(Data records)

# # # #

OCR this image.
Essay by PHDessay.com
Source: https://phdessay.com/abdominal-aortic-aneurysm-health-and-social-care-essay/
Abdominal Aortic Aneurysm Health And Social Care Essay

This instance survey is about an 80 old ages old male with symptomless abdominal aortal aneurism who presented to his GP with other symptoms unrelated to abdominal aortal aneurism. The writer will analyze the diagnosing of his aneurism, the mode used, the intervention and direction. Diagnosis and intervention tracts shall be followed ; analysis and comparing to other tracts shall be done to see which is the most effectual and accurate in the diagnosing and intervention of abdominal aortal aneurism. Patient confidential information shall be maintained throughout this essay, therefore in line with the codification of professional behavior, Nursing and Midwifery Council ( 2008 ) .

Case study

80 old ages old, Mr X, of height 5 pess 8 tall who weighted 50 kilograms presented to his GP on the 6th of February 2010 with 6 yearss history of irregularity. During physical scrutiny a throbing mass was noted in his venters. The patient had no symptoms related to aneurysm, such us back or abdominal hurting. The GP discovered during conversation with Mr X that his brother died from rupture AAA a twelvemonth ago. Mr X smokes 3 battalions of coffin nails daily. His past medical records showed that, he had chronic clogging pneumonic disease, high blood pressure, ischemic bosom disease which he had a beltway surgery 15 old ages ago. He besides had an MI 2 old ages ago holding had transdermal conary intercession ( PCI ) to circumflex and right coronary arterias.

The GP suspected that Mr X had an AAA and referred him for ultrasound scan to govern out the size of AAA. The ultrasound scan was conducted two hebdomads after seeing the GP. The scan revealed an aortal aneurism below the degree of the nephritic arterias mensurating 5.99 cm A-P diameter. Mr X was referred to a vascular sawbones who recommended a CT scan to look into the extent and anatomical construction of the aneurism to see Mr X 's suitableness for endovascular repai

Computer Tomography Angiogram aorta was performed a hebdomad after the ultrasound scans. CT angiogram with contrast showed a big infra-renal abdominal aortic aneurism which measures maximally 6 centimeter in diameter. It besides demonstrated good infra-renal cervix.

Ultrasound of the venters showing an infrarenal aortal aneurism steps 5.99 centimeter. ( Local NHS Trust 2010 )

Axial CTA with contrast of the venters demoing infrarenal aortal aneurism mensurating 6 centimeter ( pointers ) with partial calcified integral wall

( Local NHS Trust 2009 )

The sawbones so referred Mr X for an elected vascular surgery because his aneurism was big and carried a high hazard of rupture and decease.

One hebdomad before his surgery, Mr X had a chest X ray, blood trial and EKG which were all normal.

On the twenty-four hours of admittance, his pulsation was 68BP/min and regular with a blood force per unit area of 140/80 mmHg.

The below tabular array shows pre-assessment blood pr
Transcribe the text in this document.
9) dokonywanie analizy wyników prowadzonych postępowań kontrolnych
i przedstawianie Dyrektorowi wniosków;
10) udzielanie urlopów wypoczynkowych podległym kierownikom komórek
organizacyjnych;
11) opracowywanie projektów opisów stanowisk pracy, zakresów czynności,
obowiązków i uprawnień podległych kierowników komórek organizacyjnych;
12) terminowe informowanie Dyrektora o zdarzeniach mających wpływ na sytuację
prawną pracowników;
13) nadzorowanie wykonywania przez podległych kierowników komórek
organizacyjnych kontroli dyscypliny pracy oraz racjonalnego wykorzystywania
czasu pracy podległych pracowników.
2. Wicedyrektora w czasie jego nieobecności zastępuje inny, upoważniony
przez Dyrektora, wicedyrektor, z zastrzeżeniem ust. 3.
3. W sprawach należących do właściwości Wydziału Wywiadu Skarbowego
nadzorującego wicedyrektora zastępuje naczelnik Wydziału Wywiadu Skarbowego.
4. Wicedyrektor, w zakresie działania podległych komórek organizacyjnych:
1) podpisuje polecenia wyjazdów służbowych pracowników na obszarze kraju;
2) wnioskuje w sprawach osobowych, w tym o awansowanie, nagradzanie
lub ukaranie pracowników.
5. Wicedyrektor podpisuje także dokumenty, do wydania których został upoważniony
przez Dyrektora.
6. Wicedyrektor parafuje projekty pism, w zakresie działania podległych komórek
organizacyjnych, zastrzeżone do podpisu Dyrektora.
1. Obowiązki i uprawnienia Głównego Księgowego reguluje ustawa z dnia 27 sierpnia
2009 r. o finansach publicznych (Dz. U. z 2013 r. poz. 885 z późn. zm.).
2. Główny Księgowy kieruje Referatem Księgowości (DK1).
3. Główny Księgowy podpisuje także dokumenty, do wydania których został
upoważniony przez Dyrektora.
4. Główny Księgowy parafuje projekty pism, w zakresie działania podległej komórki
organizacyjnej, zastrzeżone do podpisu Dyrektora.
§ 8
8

# # # #

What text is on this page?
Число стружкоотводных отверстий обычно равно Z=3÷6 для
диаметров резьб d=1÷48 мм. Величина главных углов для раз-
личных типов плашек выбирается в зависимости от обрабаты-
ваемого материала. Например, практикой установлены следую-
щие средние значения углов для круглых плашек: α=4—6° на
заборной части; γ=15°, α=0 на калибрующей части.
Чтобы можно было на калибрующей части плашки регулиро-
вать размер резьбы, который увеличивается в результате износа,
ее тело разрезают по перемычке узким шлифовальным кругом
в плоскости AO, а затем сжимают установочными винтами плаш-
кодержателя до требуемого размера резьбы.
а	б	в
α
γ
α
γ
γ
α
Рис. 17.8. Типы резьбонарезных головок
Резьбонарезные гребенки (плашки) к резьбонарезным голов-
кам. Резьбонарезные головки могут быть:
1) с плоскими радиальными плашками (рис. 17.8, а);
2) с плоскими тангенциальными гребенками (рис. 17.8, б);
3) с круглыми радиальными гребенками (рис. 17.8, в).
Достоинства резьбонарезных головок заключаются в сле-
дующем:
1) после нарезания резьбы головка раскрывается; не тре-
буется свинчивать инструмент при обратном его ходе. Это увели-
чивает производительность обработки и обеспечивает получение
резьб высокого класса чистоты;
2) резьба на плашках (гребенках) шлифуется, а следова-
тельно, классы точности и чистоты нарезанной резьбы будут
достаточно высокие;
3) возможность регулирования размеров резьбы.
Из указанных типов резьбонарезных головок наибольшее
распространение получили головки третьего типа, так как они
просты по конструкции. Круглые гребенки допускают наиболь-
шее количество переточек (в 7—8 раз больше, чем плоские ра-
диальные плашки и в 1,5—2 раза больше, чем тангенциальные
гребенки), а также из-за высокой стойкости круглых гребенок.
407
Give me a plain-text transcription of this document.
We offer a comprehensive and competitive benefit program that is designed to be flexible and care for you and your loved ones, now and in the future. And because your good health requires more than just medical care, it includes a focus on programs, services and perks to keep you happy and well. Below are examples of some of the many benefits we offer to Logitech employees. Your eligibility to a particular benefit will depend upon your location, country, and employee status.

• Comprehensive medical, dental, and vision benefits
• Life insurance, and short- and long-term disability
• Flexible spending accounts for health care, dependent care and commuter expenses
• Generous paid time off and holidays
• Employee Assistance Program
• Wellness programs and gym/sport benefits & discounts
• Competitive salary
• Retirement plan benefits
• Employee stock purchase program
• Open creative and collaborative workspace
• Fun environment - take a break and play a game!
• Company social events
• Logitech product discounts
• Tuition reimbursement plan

# # # #

[DIRECTIVE]: Pull every line containing "гребенками" from the material above.

[COMPLETED TASK]:
2) с плоскими тангенциальными гребенками (рис. 17.8, б);
3) с круглыми радиальными гребенками (рис. 17.8, в).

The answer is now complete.